(A block of data)
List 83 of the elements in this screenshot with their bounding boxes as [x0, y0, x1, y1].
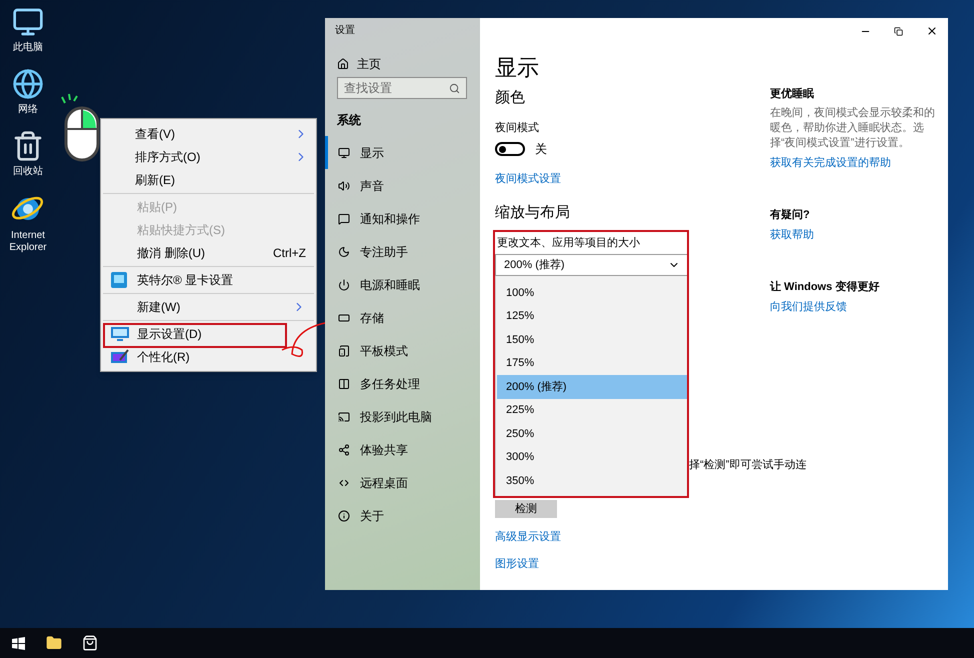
- setting-label: 夜间模式: [495, 120, 539, 136]
- nav-item[interactable]: 体验共享: [325, 433, 480, 466]
- menu-item[interactable]: 显示设置(D): [103, 322, 314, 345]
- dropdown-option[interactable]: 250%: [497, 422, 687, 446]
- settings-link[interactable]: 高级显示设置: [495, 529, 561, 545]
- nav-item[interactable]: 投影到此电脑: [325, 400, 480, 433]
- search-field[interactable]: 查找设置: [337, 77, 467, 99]
- columns-icon: [338, 378, 350, 390]
- scale-dropdown[interactable]: 200% (推荐): [495, 254, 689, 276]
- desktop-icon-label[interactable]: 网络: [2, 104, 54, 116]
- desktop-icon-label[interactable]: Internet Explorer: [2, 230, 54, 254]
- nav-item[interactable]: 关于: [325, 499, 480, 532]
- section-heading: 缩放与布局: [495, 203, 570, 223]
- field-label: 更改文本、应用等项目的大小: [496, 236, 641, 251]
- panel-description: 在晚间，夜间模式会显示较柔和的暖色，帮助你进入睡眠状态。选择“夜间模式设置”进行设置。: [770, 106, 936, 151]
- nav-item[interactable]: 多任务处理: [325, 367, 480, 400]
- close-icon: [926, 25, 938, 37]
- nav-item[interactable]: 存储: [325, 301, 480, 334]
- globe-icon: [12, 68, 44, 100]
- monitor-icon: [111, 326, 129, 340]
- nav-item[interactable]: 显示: [325, 136, 480, 169]
- home-icon: [337, 58, 349, 70]
- nav-item[interactable]: 电源和睡眠: [325, 268, 480, 301]
- folder-icon: [46, 635, 62, 651]
- desktop-icon-label[interactable]: 回收站: [2, 166, 54, 178]
- recycle-bin-icon: [12, 130, 44, 162]
- dropdown-option[interactable]: 200% (推荐): [497, 375, 687, 398]
- detect-hint-text: 择“检测”即可尝试手动连: [689, 458, 806, 473]
- search-icon: [449, 82, 460, 94]
- help-link[interactable]: 获取有关完成设置的帮助: [770, 155, 891, 171]
- home-nav-item[interactable]: 主页: [337, 55, 480, 73]
- section-heading: 颜色: [495, 88, 525, 108]
- cast-icon: [338, 410, 350, 422]
- info-icon: [338, 510, 350, 522]
- menu-item[interactable]: 个性化(R): [103, 345, 314, 368]
- panel-heading: 让 Windows 变得更好: [770, 280, 880, 295]
- search-input[interactable]: 查找设置: [344, 79, 449, 97]
- help-link[interactable]: 向我们提供反馈: [770, 299, 847, 315]
- speaker-icon: [338, 180, 350, 192]
- menu-item[interactable]: 排序方式(O): [101, 145, 316, 168]
- toggle-switch[interactable]: [495, 142, 525, 156]
- menu-item[interactable]: 查看(V): [101, 122, 316, 145]
- settings-link[interactable]: 夜间模式设置: [495, 171, 561, 187]
- computer-icon: [12, 6, 44, 38]
- settings-link[interactable]: 图形设置: [495, 556, 539, 572]
- page-title: 显示: [495, 54, 539, 82]
- menu-item[interactable]: 新建(W): [103, 295, 314, 318]
- storage-icon: [338, 312, 350, 324]
- power-icon: [338, 278, 350, 290]
- window-title: 设置: [335, 24, 356, 38]
- monitor-brush-icon: [111, 348, 129, 364]
- restore-icon: [894, 26, 903, 36]
- panel-heading: 更优睡眠: [770, 86, 814, 102]
- menu-item[interactable]: 撤消 删除(U) Ctrl+Z: [103, 241, 314, 264]
- dropdown-option[interactable]: 350%: [497, 469, 687, 492]
- detect-button[interactable]: 检测: [495, 500, 557, 518]
- panel-heading: 有疑问?: [770, 208, 810, 223]
- shopping-bag-icon: [82, 635, 98, 651]
- dropdown-option[interactable]: 300%: [497, 446, 687, 469]
- dropdown-option[interactable]: 225%: [497, 398, 687, 422]
- dropdown-option[interactable]: 100%: [497, 281, 687, 304]
- windows-logo-icon: [12, 636, 24, 650]
- dropdown-option[interactable]: 125%: [497, 304, 687, 328]
- monitor-icon: [338, 146, 350, 158]
- nav-item[interactable]: 通知和操作: [325, 202, 480, 235]
- menu-item[interactable]: 英特尔® 显卡设置: [103, 268, 314, 291]
- help-link[interactable]: 获取帮助: [770, 227, 814, 243]
- graphics-card-icon: [111, 272, 127, 288]
- section-heading: 系统: [337, 112, 362, 128]
- menu-item[interactable]: 刷新(E): [101, 168, 316, 191]
- moon-icon: [338, 246, 350, 258]
- share-icon: [338, 444, 350, 456]
- nav-item[interactable]: 平板模式: [325, 334, 480, 367]
- dropdown-option[interactable]: 175%: [497, 352, 687, 375]
- nav-item[interactable]: 专注助手: [325, 235, 480, 268]
- nav-item[interactable]: 远程桌面: [325, 466, 480, 499]
- tablet-icon: [338, 344, 350, 356]
- desktop-icon-label[interactable]: 此电脑: [2, 42, 54, 54]
- message-icon: [338, 212, 350, 224]
- dropdown-option[interactable]: 150%: [497, 328, 687, 352]
- mouse-click-drawing: [60, 93, 102, 163]
- nav-item[interactable]: 声音: [325, 169, 480, 202]
- toggle-state: 关: [535, 141, 547, 158]
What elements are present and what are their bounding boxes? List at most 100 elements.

▶ _WHAT THE TASK REQUIRES_:
Can you extract every line of the records above, word for word, leaving out the pictures?

▶ _OUTPUT FOR THIS TASK_:
List 83 of the elements in this screenshot with their bounding boxes as [x0, y0, x1, y1].
- setting-label: 夜间模式: [495, 120, 539, 136]
- nav-item[interactable]: 体验共享: [325, 433, 480, 466]
- menu-item[interactable]: 显示设置(D): [103, 322, 314, 345]
- dropdown-option[interactable]: 250%: [497, 422, 687, 446]
- settings-link[interactable]: 高级显示设置: [495, 529, 561, 545]
- nav-item[interactable]: 投影到此电脑: [325, 400, 480, 433]
- search-field[interactable]: 查找设置: [337, 77, 467, 99]
- columns-icon: [338, 378, 350, 390]
- scale-dropdown[interactable]: 200% (推荐): [495, 254, 689, 276]
- desktop-icon-label[interactable]: 网络: [2, 104, 54, 116]
- desktop-icon-label[interactable]: Internet Explorer: [2, 230, 54, 254]
- nav-item[interactable]: 关于: [325, 499, 480, 532]
- section-heading: 缩放与布局: [495, 203, 570, 223]
- field-label: 更改文本、应用等项目的大小: [496, 236, 641, 251]
- panel-description: 在晚间，夜间模式会显示较柔和的暖色，帮助你进入睡眠状态。选择“夜间模式设置”进行设置。: [770, 106, 936, 151]
- nav-item[interactable]: 多任务处理: [325, 367, 480, 400]
- close-icon: [926, 25, 938, 37]
- nav-item[interactable]: 存储: [325, 301, 480, 334]
- globe-icon: [12, 68, 44, 100]
- monitor-icon: [111, 326, 129, 340]
- nav-item[interactable]: 显示: [325, 136, 480, 169]
- home-icon: [337, 58, 349, 70]
- nav-item[interactable]: 电源和睡眠: [325, 268, 480, 301]
- folder-icon: [46, 635, 62, 651]
- desktop-icon-label[interactable]: 回收站: [2, 166, 54, 178]
- recycle-bin-icon: [12, 130, 44, 162]
- dropdown-option[interactable]: 200% (推荐): [497, 375, 687, 398]
- detect-hint-text: 择“检测”即可尝试手动连: [689, 458, 806, 473]
- search-icon: [449, 82, 460, 94]
- help-link[interactable]: 获取有关完成设置的帮助: [770, 155, 891, 171]
- home-nav-item[interactable]: 主页: [337, 55, 480, 73]
- section-heading: 颜色: [495, 88, 525, 108]
- cast-icon: [338, 410, 350, 422]
- info-icon: [338, 510, 350, 522]
- menu-item[interactable]: 个性化(R): [103, 345, 314, 368]
- panel-heading: 让 Windows 变得更好: [770, 280, 880, 295]
- search-input[interactable]: 查找设置: [344, 79, 449, 97]
- help-link[interactable]: 向我们提供反馈: [770, 299, 847, 315]
- speaker-icon: [338, 180, 350, 192]
- menu-item[interactable]: 排序方式(O): [101, 145, 316, 168]
- toggle-switch[interactable]: [495, 142, 525, 156]
- menu-item[interactable]: 查看(V): [101, 122, 316, 145]
- settings-link[interactable]: 夜间模式设置: [495, 171, 561, 187]
- computer-icon: [12, 6, 44, 38]
- settings-link[interactable]: 图形设置: [495, 556, 539, 572]
- page-title: 显示: [495, 54, 539, 82]
- menu-item[interactable]: 新建(W): [103, 295, 314, 318]
- storage-icon: [338, 312, 350, 324]
- power-icon: [338, 278, 350, 290]
- window-title: 设置: [335, 24, 356, 38]
- monitor-brush-icon: [111, 348, 129, 364]
- restore-icon: [894, 26, 903, 36]
- panel-heading: 更优睡眠: [770, 86, 814, 102]
- menu-item[interactable]: 撤消 删除(U) Ctrl+Z: [103, 241, 314, 264]
- dropdown-option[interactable]: 350%: [497, 469, 687, 492]
- detect-button[interactable]: 检测: [495, 500, 557, 518]
- panel-heading: 有疑问?: [770, 208, 810, 223]
- shopping-bag-icon: [82, 635, 98, 651]
- dropdown-option[interactable]: 300%: [497, 446, 687, 469]
- dropdown-option[interactable]: 225%: [497, 398, 687, 422]
- dropdown-option[interactable]: 100%: [497, 281, 687, 304]
- windows-logo-icon: [12, 636, 24, 650]
- dropdown-option[interactable]: 125%: [497, 304, 687, 328]
- monitor-icon: [338, 146, 350, 158]
- nav-item[interactable]: 通知和操作: [325, 202, 480, 235]
- menu-item[interactable]: 英特尔® 显卡设置: [103, 268, 314, 291]
- help-link[interactable]: 获取帮助: [770, 227, 814, 243]
- graphics-card-icon: [111, 272, 127, 288]
- section-heading: 系统: [337, 112, 362, 128]
- menu-item[interactable]: 刷新(E): [101, 168, 316, 191]
- moon-icon: [338, 246, 350, 258]
- share-icon: [338, 444, 350, 456]
- nav-item[interactable]: 平板模式: [325, 334, 480, 367]
- dropdown-option[interactable]: 175%: [497, 352, 687, 375]
- nav-item[interactable]: 专注助手: [325, 235, 480, 268]
- nav-item[interactable]: 远程桌面: [325, 466, 480, 499]
- tablet-icon: [338, 344, 350, 356]
- desktop-icon-label[interactable]: 此电脑: [2, 42, 54, 54]
- message-icon: [338, 212, 350, 224]
- dropdown-option[interactable]: 150%: [497, 328, 687, 352]
- mouse-click-drawing: [60, 93, 102, 163]
- nav-item[interactable]: 声音: [325, 169, 480, 202]
- toggle-state: 关: [535, 141, 547, 158]
What elements are present and what are their bounding boxes? List at most 100 elements.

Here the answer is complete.